▶ _SUPPLIED MATERIAL_
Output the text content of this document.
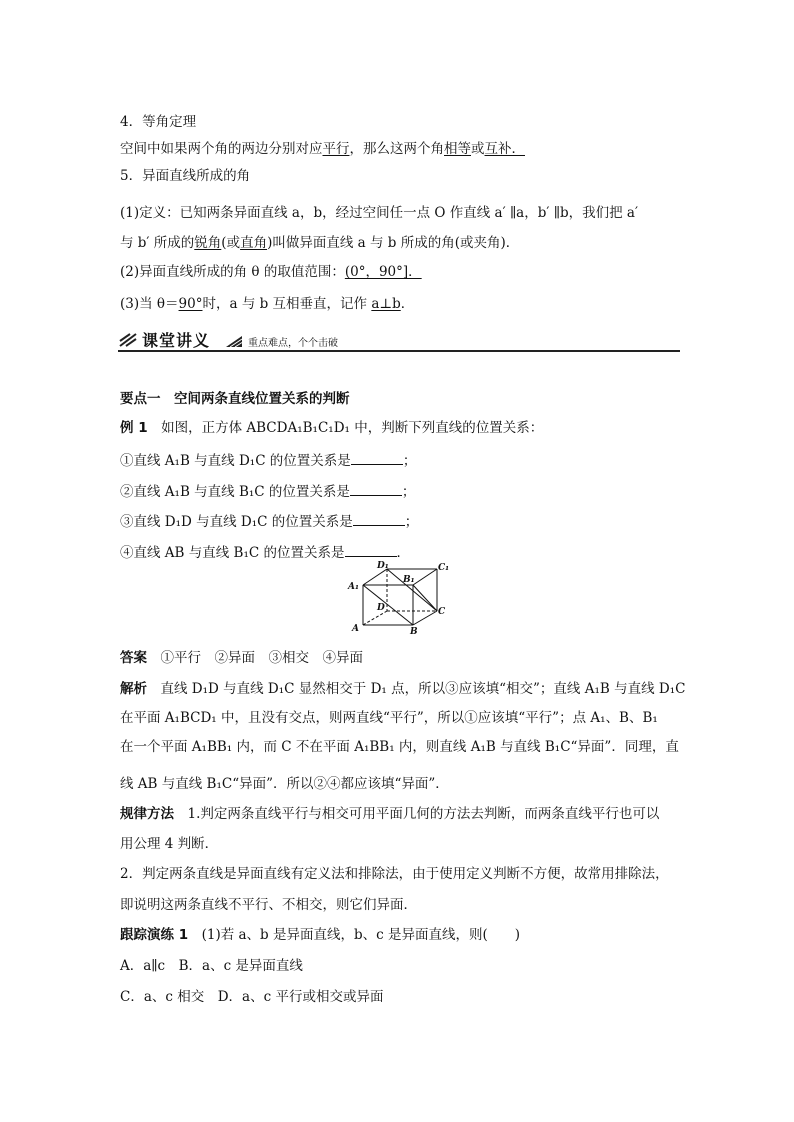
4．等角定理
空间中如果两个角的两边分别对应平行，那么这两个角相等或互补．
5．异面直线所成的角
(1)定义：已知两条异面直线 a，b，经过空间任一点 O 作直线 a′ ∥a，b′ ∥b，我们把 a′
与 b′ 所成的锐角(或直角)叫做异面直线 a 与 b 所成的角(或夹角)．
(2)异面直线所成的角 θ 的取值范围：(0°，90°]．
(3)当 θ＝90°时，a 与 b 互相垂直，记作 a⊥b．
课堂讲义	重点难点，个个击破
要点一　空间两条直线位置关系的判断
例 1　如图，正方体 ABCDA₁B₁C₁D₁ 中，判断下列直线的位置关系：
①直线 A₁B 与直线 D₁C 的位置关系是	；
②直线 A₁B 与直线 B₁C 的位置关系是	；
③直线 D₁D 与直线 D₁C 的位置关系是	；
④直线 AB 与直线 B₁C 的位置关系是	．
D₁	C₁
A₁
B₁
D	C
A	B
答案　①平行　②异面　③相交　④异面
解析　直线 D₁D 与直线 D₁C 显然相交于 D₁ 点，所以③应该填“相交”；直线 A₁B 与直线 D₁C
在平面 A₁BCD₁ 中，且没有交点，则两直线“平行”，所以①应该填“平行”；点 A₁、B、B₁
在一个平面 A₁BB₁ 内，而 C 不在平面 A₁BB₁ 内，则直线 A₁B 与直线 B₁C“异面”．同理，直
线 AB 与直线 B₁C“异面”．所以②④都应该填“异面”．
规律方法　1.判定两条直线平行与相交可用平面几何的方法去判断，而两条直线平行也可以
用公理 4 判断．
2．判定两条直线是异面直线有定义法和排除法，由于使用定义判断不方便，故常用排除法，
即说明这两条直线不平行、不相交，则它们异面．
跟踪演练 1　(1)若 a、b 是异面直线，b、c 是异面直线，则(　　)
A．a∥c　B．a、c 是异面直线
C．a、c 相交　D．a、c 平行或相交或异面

▶ _YOUR OBJECTIVE_
Go through the entries and return each line where the word "的位置关系是" appears.

▶ _FINAL ANSWER_
①直线 A₁B 与直线 D₁C 的位置关系是	；
②直线 A₁B 与直线 B₁C 的位置关系是	；
③直线 D₁D 与直线 D₁C 的位置关系是	；
④直线 AB 与直线 B₁C 的位置关系是	．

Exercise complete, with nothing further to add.